(Dataset entries)
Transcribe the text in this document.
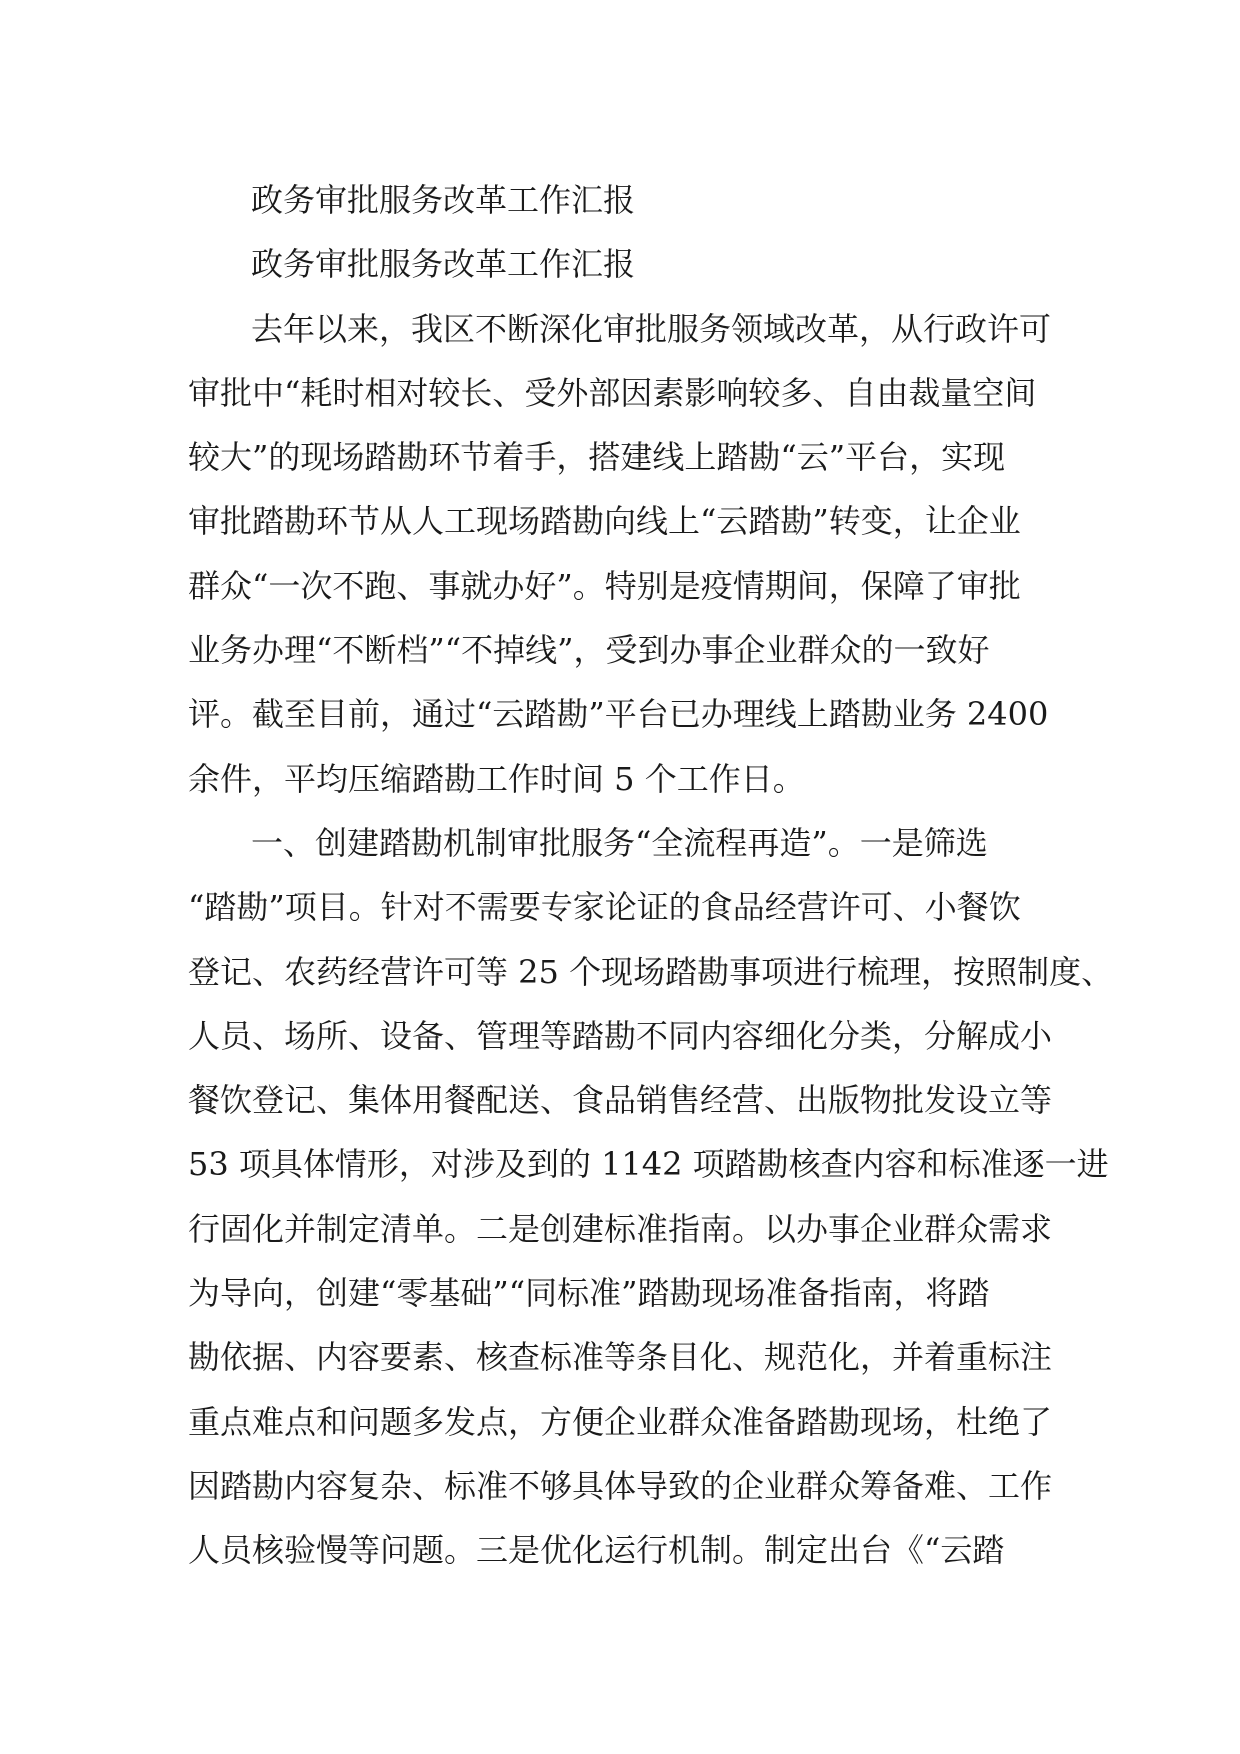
政务审批服务改革工作汇报
政务审批服务改革工作汇报
去年以来，我区不断深化审批服务领域改革，从行政许可
审批中“耗时相对较长、受外部因素影响较多、自由裁量空间
较大”的现场踏勘环节着手，搭建线上踏勘“云”平台，实现
审批踏勘环节从人工现场踏勘向线上“云踏勘”转变，让企业
群众“一次不跑、事就办好”。特别是疫情期间，保障了审批
业务办理“不断档”“不掉线”，受到办事企业群众的一致好
评。截至目前，通过“云踏勘”平台已办理线上踏勘业务 2400
余件，平均压缩踏勘工作时间 5 个工作日。
一、创建踏勘机制审批服务“全流程再造”。一是筛选
“踏勘”项目。针对不需要专家论证的食品经营许可、小餐饮
登记、农药经营许可等 25 个现场踏勘事项进行梳理，按照制度、
人员、场所、设备、管理等踏勘不同内容细化分类，分解成小
餐饮登记、集体用餐配送、食品销售经营、出版物批发设立等
53 项具体情形，对涉及到的 1142 项踏勘核查内容和标准逐一进
行固化并制定清单。二是创建标准指南。以办事企业群众需求
为导向，创建“零基础”“同标准”踏勘现场准备指南，将踏
勘依据、内容要素、核查标准等条目化、规范化，并着重标注
重点难点和问题多发点，方便企业群众准备踏勘现场，杜绝了
因踏勘内容复杂、标准不够具体导致的企业群众筹备难、工作
人员核验慢等问题。三是优化运行机制。制定出台《“云踏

What is asked ▸ Using the data above, print every line exactly, omitting pictures.

The answer ▸
Transcribe the text in this document.
政务审批服务改革工作汇报
政务审批服务改革工作汇报
去年以来，我区不断深化审批服务领域改革，从行政许可
审批中“耗时相对较长、受外部因素影响较多、自由裁量空间
较大”的现场踏勘环节着手，搭建线上踏勘“云”平台，实现
审批踏勘环节从人工现场踏勘向线上“云踏勘”转变，让企业
群众“一次不跑、事就办好”。特别是疫情期间，保障了审批
业务办理“不断档”“不掉线”，受到办事企业群众的一致好
评。截至目前，通过“云踏勘”平台已办理线上踏勘业务 2400
余件，平均压缩踏勘工作时间 5 个工作日。
一、创建踏勘机制审批服务“全流程再造”。一是筛选
“踏勘”项目。针对不需要专家论证的食品经营许可、小餐饮
登记、农药经营许可等 25 个现场踏勘事项进行梳理，按照制度、
人员、场所、设备、管理等踏勘不同内容细化分类，分解成小
餐饮登记、集体用餐配送、食品销售经营、出版物批发设立等
53 项具体情形，对涉及到的 1142 项踏勘核查内容和标准逐一进
行固化并制定清单。二是创建标准指南。以办事企业群众需求
为导向，创建“零基础”“同标准”踏勘现场准备指南，将踏
勘依据、内容要素、核查标准等条目化、规范化，并着重标注
重点难点和问题多发点，方便企业群众准备踏勘现场，杜绝了
因踏勘内容复杂、标准不够具体导致的企业群众筹备难、工作
人员核验慢等问题。三是优化运行机制。制定出台《“云踏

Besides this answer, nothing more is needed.